══ Entries shown

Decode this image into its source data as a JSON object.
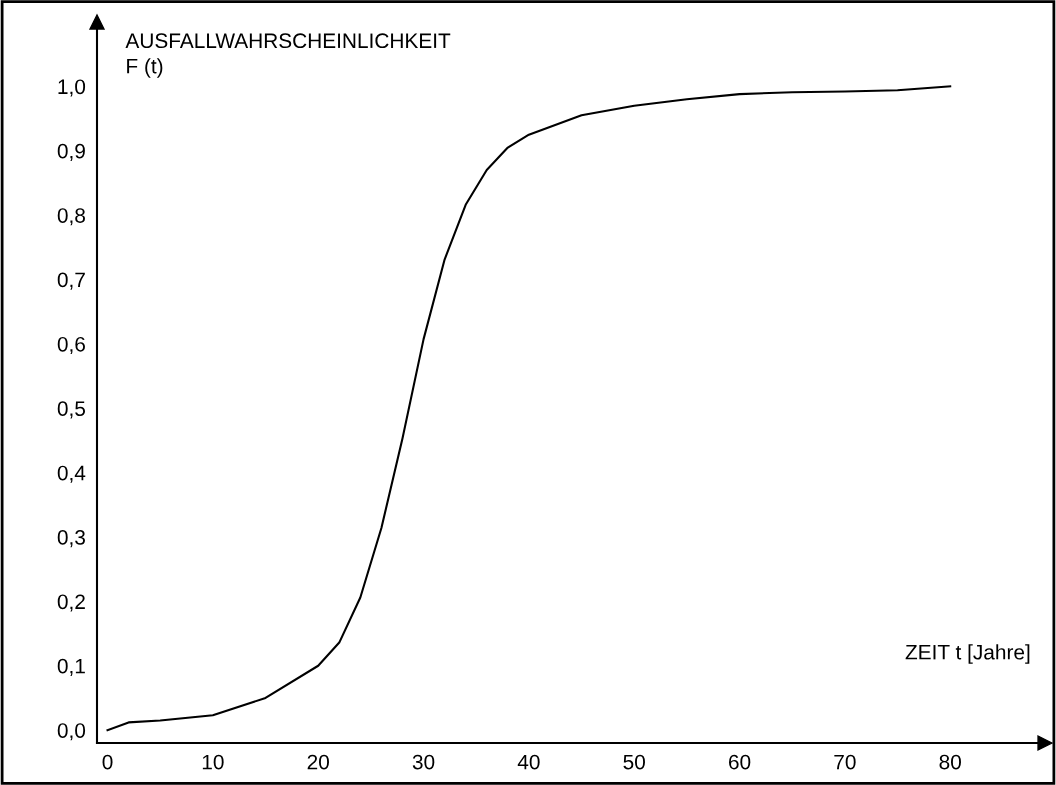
{
  "chart_data": {
    "type": "line",
    "ylabel": "AUSFALLWAHRSCHEINLICHKEIT\nF (t)",
    "xlabel": "ZEIT t [Jahre]",
    "x": [
      0,
      2,
      5,
      10,
      15,
      20,
      22,
      24,
      26,
      28,
      30,
      32,
      34,
      36,
      38,
      40,
      45,
      50,
      55,
      60,
      65,
      70,
      75,
      80
    ],
    "series": [
      {
        "color": "#000000",
        "values": [
          0.0,
          0.012,
          0.015,
          0.023,
          0.05,
          0.1,
          0.136,
          0.206,
          0.314,
          0.453,
          0.607,
          0.731,
          0.816,
          0.87,
          0.905,
          0.925,
          0.955,
          0.97,
          0.98,
          0.988,
          0.991,
          0.992,
          0.994,
          1.0
        ]
      }
    ],
    "xlim": [
      -1,
      89
    ],
    "ylim": [
      -0.02,
      1.1
    ],
    "xticks": [
      0,
      10,
      20,
      30,
      40,
      50,
      60,
      70,
      80
    ],
    "yticks": [
      {
        "value": 0,
        "label": "0,0"
      },
      {
        "value": 0.1,
        "label": "0,1"
      },
      {
        "value": 0.2,
        "label": "0,2"
      },
      {
        "value": 0.3,
        "label": "0,3"
      },
      {
        "value": 0.4,
        "label": "0,4"
      },
      {
        "value": 0.5,
        "label": "0,5"
      },
      {
        "value": 0.6,
        "label": "0,6"
      },
      {
        "value": 0.7,
        "label": "0,7"
      },
      {
        "value": 0.8,
        "label": "0,8"
      },
      {
        "value": 0.9,
        "label": "0,9"
      },
      {
        "value": 1.0,
        "label": "1,0"
      }
    ],
    "grid": false,
    "legend": false,
    "marker": "none",
    "line_style": "solid"
  }
}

════

• Short task
Drop the images and quote the entries word for word.

• Response for this exercise
Decode this image into its source data as a JSON object.
{
  "chart_data": {
    "type": "line",
    "ylabel": "AUSFALLWAHRSCHEINLICHKEIT\nF (t)",
    "xlabel": "ZEIT t [Jahre]",
    "x": [
      0,
      2,
      5,
      10,
      15,
      20,
      22,
      24,
      26,
      28,
      30,
      32,
      34,
      36,
      38,
      40,
      45,
      50,
      55,
      60,
      65,
      70,
      75,
      80
    ],
    "series": [
      {
        "color": "#000000",
        "values": [
          0.0,
          0.012,
          0.015,
          0.023,
          0.05,
          0.1,
          0.136,
          0.206,
          0.314,
          0.453,
          0.607,
          0.731,
          0.816,
          0.87,
          0.905,
          0.925,
          0.955,
          0.97,
          0.98,
          0.988,
          0.991,
          0.992,
          0.994,
          1.0
        ]
      }
    ],
    "xlim": [
      -1,
      89
    ],
    "ylim": [
      -0.02,
      1.1
    ],
    "xticks": [
      0,
      10,
      20,
      30,
      40,
      50,
      60,
      70,
      80
    ],
    "yticks": [
      {
        "value": 0,
        "label": "0,0"
      },
      {
        "value": 0.1,
        "label": "0,1"
      },
      {
        "value": 0.2,
        "label": "0,2"
      },
      {
        "value": 0.3,
        "label": "0,3"
      },
      {
        "value": 0.4,
        "label": "0,4"
      },
      {
        "value": 0.5,
        "label": "0,5"
      },
      {
        "value": 0.6,
        "label": "0,6"
      },
      {
        "value": 0.7,
        "label": "0,7"
      },
      {
        "value": 0.8,
        "label": "0,8"
      },
      {
        "value": 0.9,
        "label": "0,9"
      },
      {
        "value": 1.0,
        "label": "1,0"
      }
    ],
    "grid": false,
    "legend": false,
    "marker": "none",
    "line_style": "solid"
  }
}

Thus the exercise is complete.